Your task is to repeat the entries exactly. Leave the pictures out.

═════ EXTRACTED MATERIAL ═════

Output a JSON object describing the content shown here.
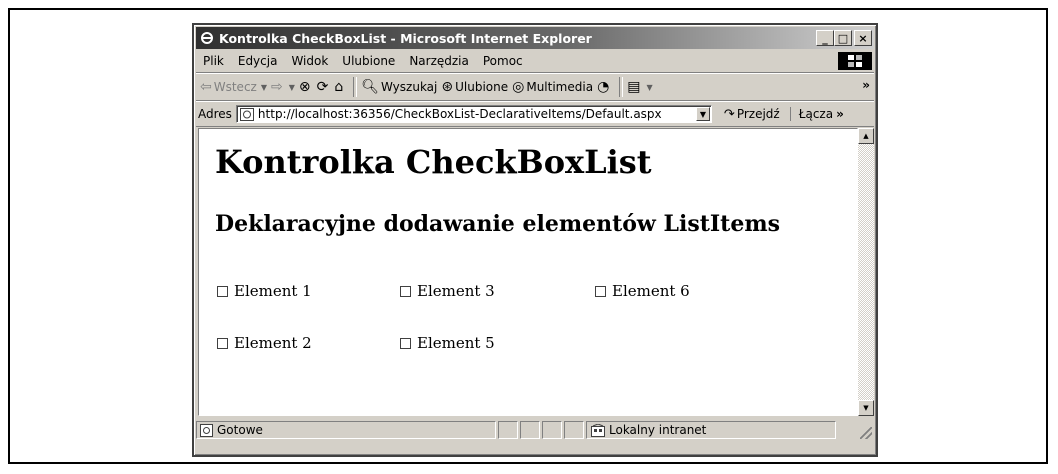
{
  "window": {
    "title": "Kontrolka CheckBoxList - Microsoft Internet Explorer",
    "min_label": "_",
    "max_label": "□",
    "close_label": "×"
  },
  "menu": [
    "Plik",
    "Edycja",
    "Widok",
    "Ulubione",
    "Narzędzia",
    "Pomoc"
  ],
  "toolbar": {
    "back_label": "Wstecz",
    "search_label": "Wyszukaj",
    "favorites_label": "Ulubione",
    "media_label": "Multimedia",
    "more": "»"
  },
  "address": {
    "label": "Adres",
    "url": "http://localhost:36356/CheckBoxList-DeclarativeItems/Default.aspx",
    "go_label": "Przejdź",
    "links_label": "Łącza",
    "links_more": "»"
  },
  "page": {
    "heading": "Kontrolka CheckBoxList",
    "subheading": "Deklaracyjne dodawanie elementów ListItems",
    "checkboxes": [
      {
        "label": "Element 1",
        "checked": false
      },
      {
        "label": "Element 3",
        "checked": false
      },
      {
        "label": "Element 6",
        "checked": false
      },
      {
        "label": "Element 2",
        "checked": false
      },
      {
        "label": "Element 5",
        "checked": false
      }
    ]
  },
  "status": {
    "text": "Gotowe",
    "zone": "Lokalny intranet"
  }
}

═════

§ **SOLUTION**:
Output a JSON object describing the content shown here.
{
  "window": {
    "title": "Kontrolka CheckBoxList - Microsoft Internet Explorer",
    "min_label": "_",
    "max_label": "□",
    "close_label": "×"
  },
  "menu": [
    "Plik",
    "Edycja",
    "Widok",
    "Ulubione",
    "Narzędzia",
    "Pomoc"
  ],
  "toolbar": {
    "back_label": "Wstecz",
    "search_label": "Wyszukaj",
    "favorites_label": "Ulubione",
    "media_label": "Multimedia",
    "more": "»"
  },
  "address": {
    "label": "Adres",
    "url": "http://localhost:36356/CheckBoxList-DeclarativeItems/Default.aspx",
    "go_label": "Przejdź",
    "links_label": "Łącza",
    "links_more": "»"
  },
  "page": {
    "heading": "Kontrolka CheckBoxList",
    "subheading": "Deklaracyjne dodawanie elementów ListItems",
    "checkboxes": [
      {
        "label": "Element 1",
        "checked": false
      },
      {
        "label": "Element 3",
        "checked": false
      },
      {
        "label": "Element 6",
        "checked": false
      },
      {
        "label": "Element 2",
        "checked": false
      },
      {
        "label": "Element 5",
        "checked": false
      }
    ]
  },
  "status": {
    "text": "Gotowe",
    "zone": "Lokalny intranet"
  }
}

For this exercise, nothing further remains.